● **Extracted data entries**
————————

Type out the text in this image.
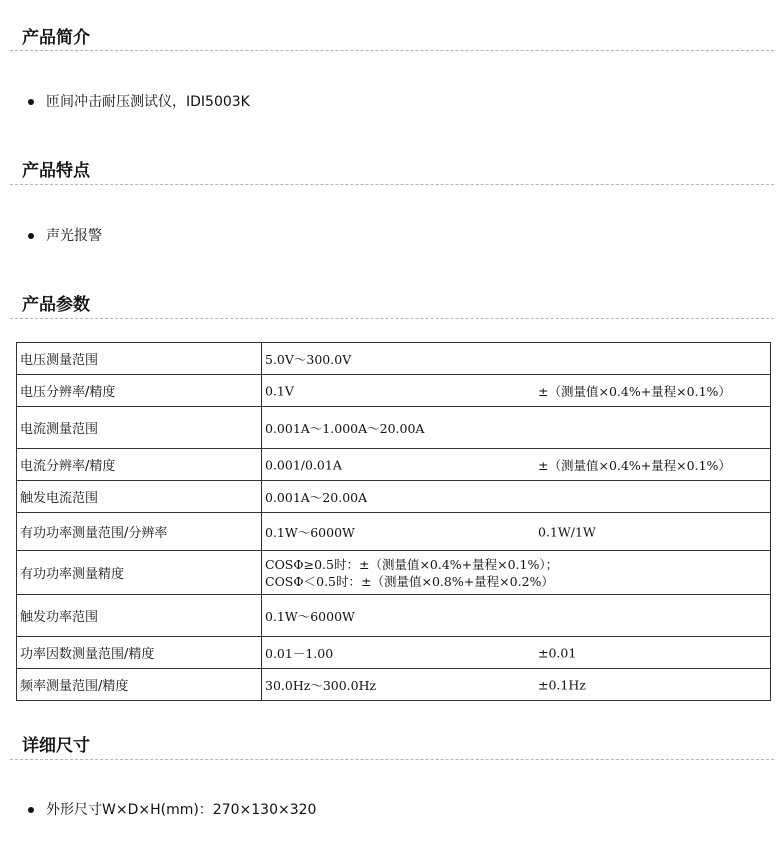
产品简介
匝间冲击耐压测试仪，IDI5003K
产品特点
声光报警
产品参数
电压测量范围	5.0V～300.0V

电压分辨率/精度	0.1V ±（测量值×0.4%+量程×0.1%）

电流测量范围	0.001A～1.000A～20.00A

电流分辨率/精度	0.001/0.01A ±（测量值×0.4%+量程×0.1%）

触发电流范围	0.001A～20.00A

有功功率测量范围/分辨率	0.1W～6000W 0.1W/1W

有功功率测量精度	COSΦ≥0.5时：±（测量值×0.4%+量程×0.1%）；
COSΦ＜0.5时：±（测量值×0.8%+量程×0.2%）

触发功率范围	0.1W～6000W

功率因数测量范围/精度	0.01－1.00 ±0.01

频率测量范围/精度	30.0Hz～300.0Hz ±0.1Hz
详细尺寸
外形尺寸W×D×H(mm)：270×130×320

————————

● **EXERCISE DETAILS**
Pictures stay out of the copy; please restate every record above exactly.

● **FULL RESPONSE**
Type out the text in this image.
产品简介
匝间冲击耐压测试仪，IDI5003K
产品特点
声光报警
产品参数
电压测量范围	5.0V～300.0V

电压分辨率/精度	0.1V ±（测量值×0.4%+量程×0.1%）

电流测量范围	0.001A～1.000A～20.00A

电流分辨率/精度	0.001/0.01A ±（测量值×0.4%+量程×0.1%）

触发电流范围	0.001A～20.00A

有功功率测量范围/分辨率	0.1W～6000W 0.1W/1W

有功功率测量精度	COSΦ≥0.5时：±（测量值×0.4%+量程×0.1%）；
COSΦ＜0.5时：±（测量值×0.8%+量程×0.2%）

触发功率范围	0.1W～6000W

功率因数测量范围/精度	0.01－1.00 ±0.01

频率测量范围/精度	30.0Hz～300.0Hz ±0.1Hz
详细尺寸
外形尺寸W×D×H(mm)：270×130×320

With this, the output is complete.